* **WHAT THE EXERCISE ASKS**: Return every line below as is, leaving out the pictures.

* **Dataset rows**:

▼▼▼

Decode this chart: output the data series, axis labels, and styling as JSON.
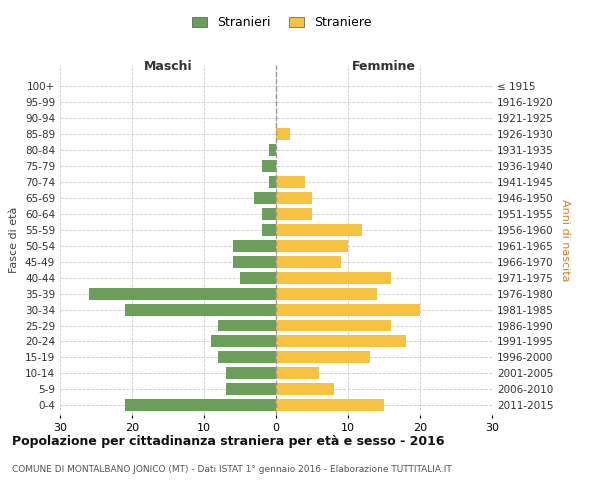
{
  "age_groups": [
    "0-4",
    "5-9",
    "10-14",
    "15-19",
    "20-24",
    "25-29",
    "30-34",
    "35-39",
    "40-44",
    "45-49",
    "50-54",
    "55-59",
    "60-64",
    "65-69",
    "70-74",
    "75-79",
    "80-84",
    "85-89",
    "90-94",
    "95-99",
    "100+"
  ],
  "birth_years": [
    "2011-2015",
    "2006-2010",
    "2001-2005",
    "1996-2000",
    "1991-1995",
    "1986-1990",
    "1981-1985",
    "1976-1980",
    "1971-1975",
    "1966-1970",
    "1961-1965",
    "1956-1960",
    "1951-1955",
    "1946-1950",
    "1941-1945",
    "1936-1940",
    "1931-1935",
    "1926-1930",
    "1921-1925",
    "1916-1920",
    "≤ 1915"
  ],
  "males": [
    21,
    7,
    7,
    8,
    9,
    8,
    21,
    26,
    5,
    6,
    6,
    2,
    2,
    3,
    1,
    2,
    1,
    0,
    0,
    0,
    0
  ],
  "females": [
    15,
    8,
    6,
    13,
    18,
    16,
    20,
    14,
    16,
    9,
    10,
    12,
    5,
    5,
    4,
    0,
    0,
    2,
    0,
    0,
    0
  ],
  "male_color": "#6a9e5a",
  "female_color": "#f5c242",
  "grid_color": "#cccccc",
  "title": "Popolazione per cittadinanza straniera per età e sesso - 2016",
  "subtitle": "COMUNE DI MONTALBANO JONICO (MT) - Dati ISTAT 1° gennaio 2016 - Elaborazione TUTTITALIA.IT",
  "legend_male": "Stranieri",
  "legend_female": "Straniere",
  "xlabel_left": "Maschi",
  "xlabel_right": "Femmine",
  "ylabel_left": "Fasce di età",
  "ylabel_right": "Anni di nascita",
  "xlim": 30,
  "title_fontsize": 9,
  "subtitle_fontsize": 6.5,
  "bar_height": 0.75
}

▲▲▲

* **RESULT OF THIS TASK**:
Decode this chart: output the data series, axis labels, and styling as JSON.
{
  "age_groups": [
    "0-4",
    "5-9",
    "10-14",
    "15-19",
    "20-24",
    "25-29",
    "30-34",
    "35-39",
    "40-44",
    "45-49",
    "50-54",
    "55-59",
    "60-64",
    "65-69",
    "70-74",
    "75-79",
    "80-84",
    "85-89",
    "90-94",
    "95-99",
    "100+"
  ],
  "birth_years": [
    "2011-2015",
    "2006-2010",
    "2001-2005",
    "1996-2000",
    "1991-1995",
    "1986-1990",
    "1981-1985",
    "1976-1980",
    "1971-1975",
    "1966-1970",
    "1961-1965",
    "1956-1960",
    "1951-1955",
    "1946-1950",
    "1941-1945",
    "1936-1940",
    "1931-1935",
    "1926-1930",
    "1921-1925",
    "1916-1920",
    "≤ 1915"
  ],
  "males": [
    21,
    7,
    7,
    8,
    9,
    8,
    21,
    26,
    5,
    6,
    6,
    2,
    2,
    3,
    1,
    2,
    1,
    0,
    0,
    0,
    0
  ],
  "females": [
    15,
    8,
    6,
    13,
    18,
    16,
    20,
    14,
    16,
    9,
    10,
    12,
    5,
    5,
    4,
    0,
    0,
    2,
    0,
    0,
    0
  ],
  "male_color": "#6a9e5a",
  "female_color": "#f5c242",
  "grid_color": "#cccccc",
  "title": "Popolazione per cittadinanza straniera per età e sesso - 2016",
  "subtitle": "COMUNE DI MONTALBANO JONICO (MT) - Dati ISTAT 1° gennaio 2016 - Elaborazione TUTTITALIA.IT",
  "legend_male": "Stranieri",
  "legend_female": "Straniere",
  "xlabel_left": "Maschi",
  "xlabel_right": "Femmine",
  "ylabel_left": "Fasce di età",
  "ylabel_right": "Anni di nascita",
  "xlim": 30,
  "title_fontsize": 9,
  "subtitle_fontsize": 6.5,
  "bar_height": 0.75
}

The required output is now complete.